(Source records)
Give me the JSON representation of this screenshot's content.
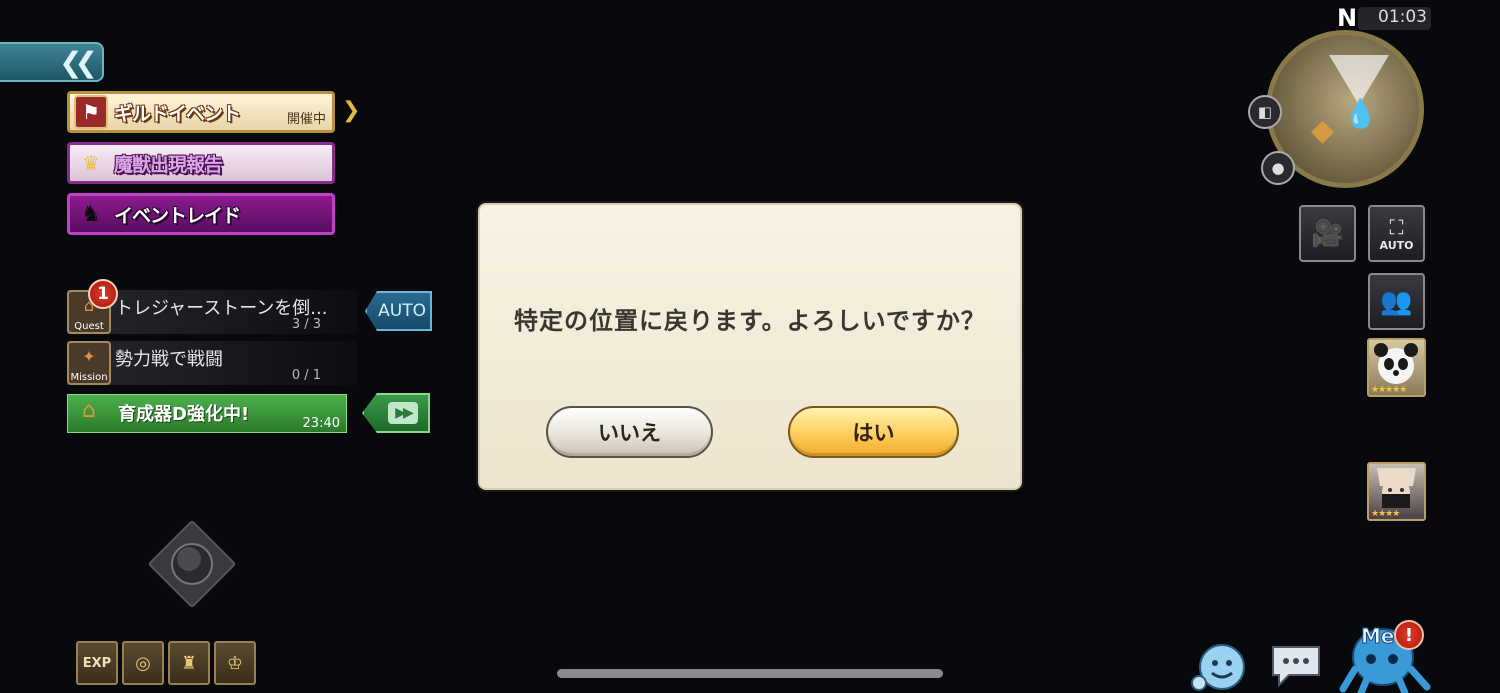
{
  "hud": {
    "clock": "01:03",
    "compass": "N"
  },
  "events": {
    "guild": {
      "label": "ギルドイベント",
      "status": "開催中"
    },
    "beast": {
      "label": "魔獣出現報告"
    },
    "raid": {
      "label": "イベントレイド"
    }
  },
  "quests": {
    "quest": {
      "icon_label": "Quest",
      "badge": "1",
      "title": "トレジャーストーンを倒...",
      "progress": "3 / 3"
    },
    "auto_label": "AUTO",
    "mission": {
      "icon_label": "Mission",
      "title": "勢力戦で戦闘",
      "progress": "0 / 1"
    },
    "boost": {
      "title": "育成器D強化中!",
      "timer": "23:40"
    }
  },
  "bottom_left": {
    "exp_label": "EXP"
  },
  "right_panel": {
    "auto_camera_label": "AUTO",
    "portraits": [
      {
        "name": "panda-character",
        "stars": "★★★★★"
      },
      {
        "name": "masked-character",
        "stars": "★★★★"
      }
    ]
  },
  "dialog": {
    "message": "特定の位置に戻ります。よろしいですか？",
    "no_label": "いいえ",
    "yes_label": "はい"
  },
  "bottom_right": {
    "me_label": "Me",
    "me_alert": "!"
  },
  "colors": {
    "dialog_bg": "#f4eedd",
    "yes_button": "#ffcf5c",
    "raid_banner": "#7a147c",
    "beast_banner": "#8a2b8a",
    "guild_banner": "#b8913e",
    "boost_banner": "#3f9a3f",
    "auto_button": "#2a6a90"
  }
}
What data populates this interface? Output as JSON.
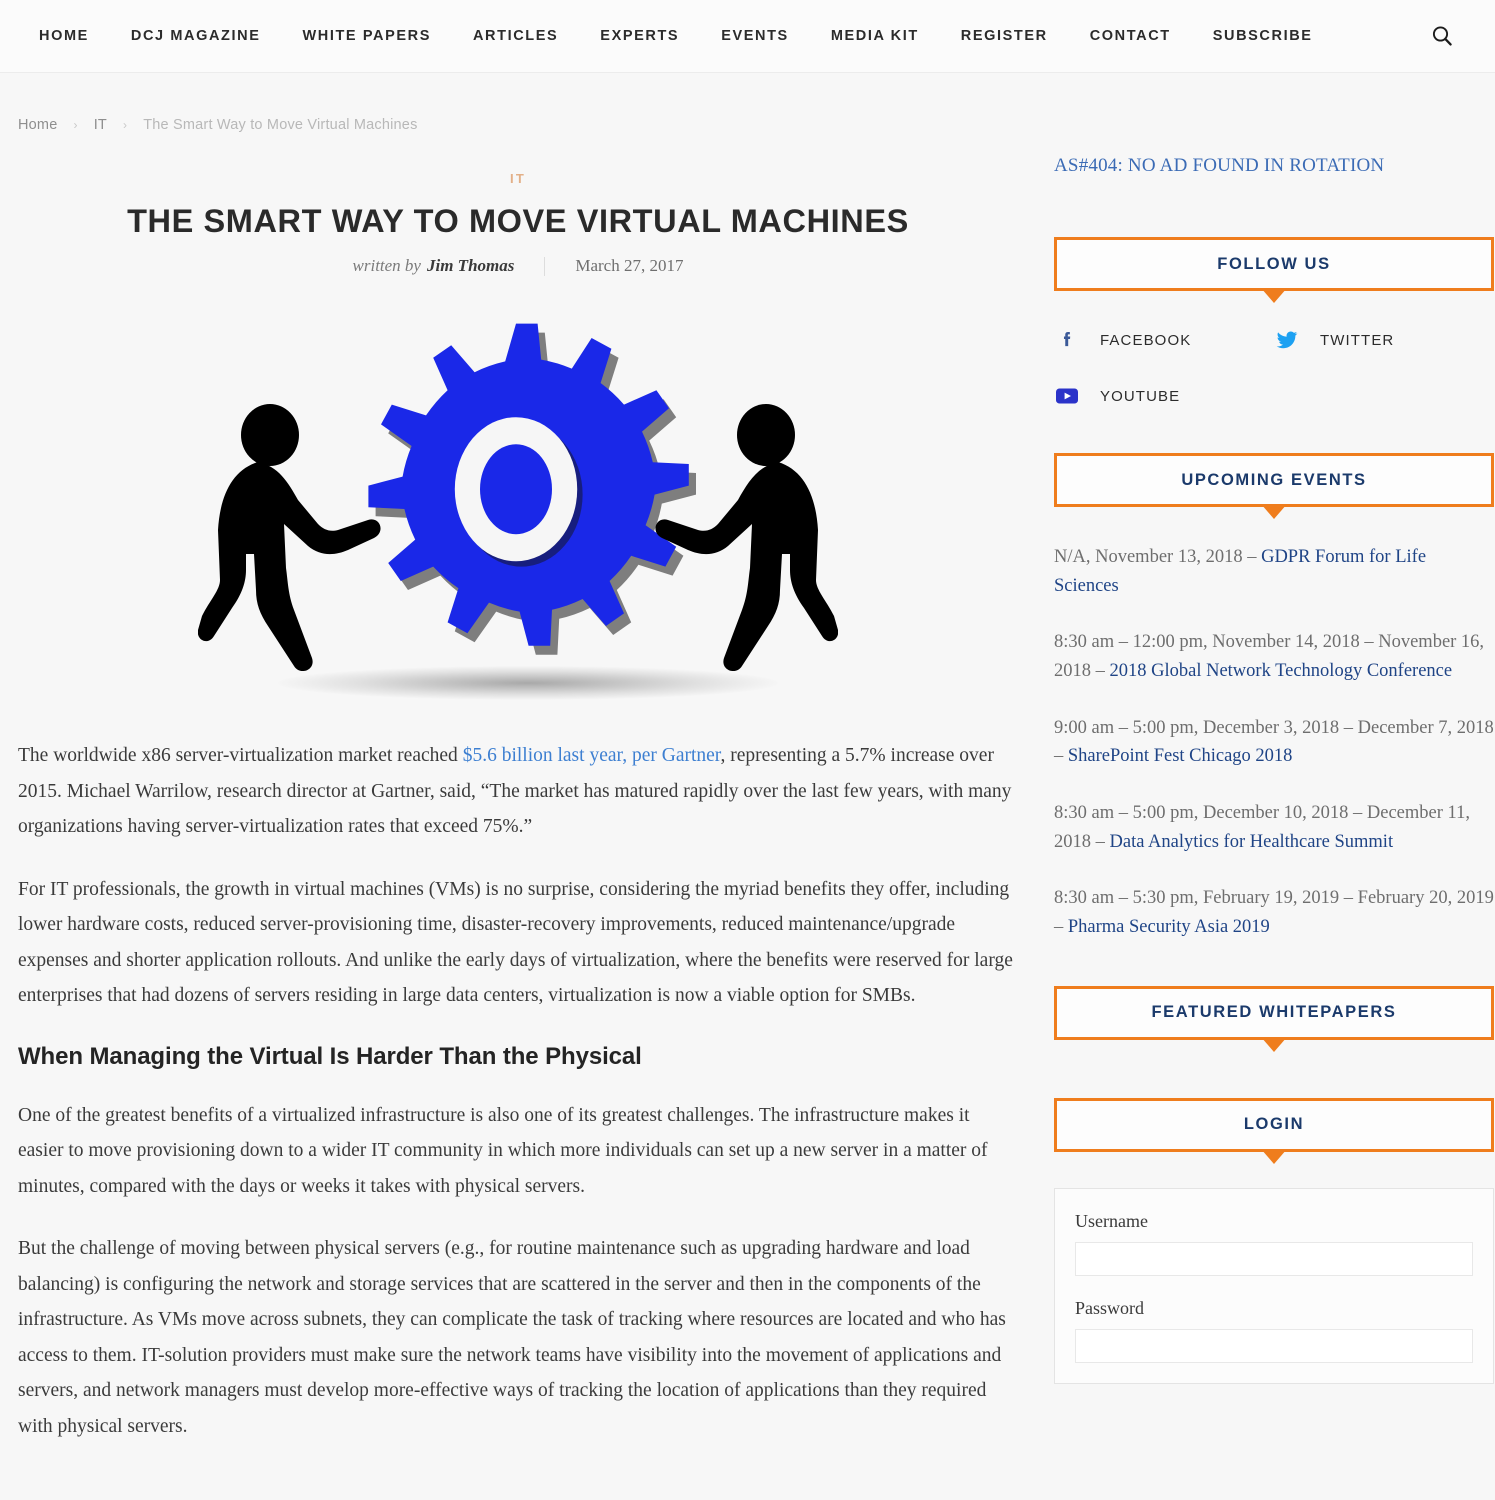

- _Short problem_
Go through the listing above and report how many of its lines contain the word "JSON", with only the number as output.

- _Full output_
2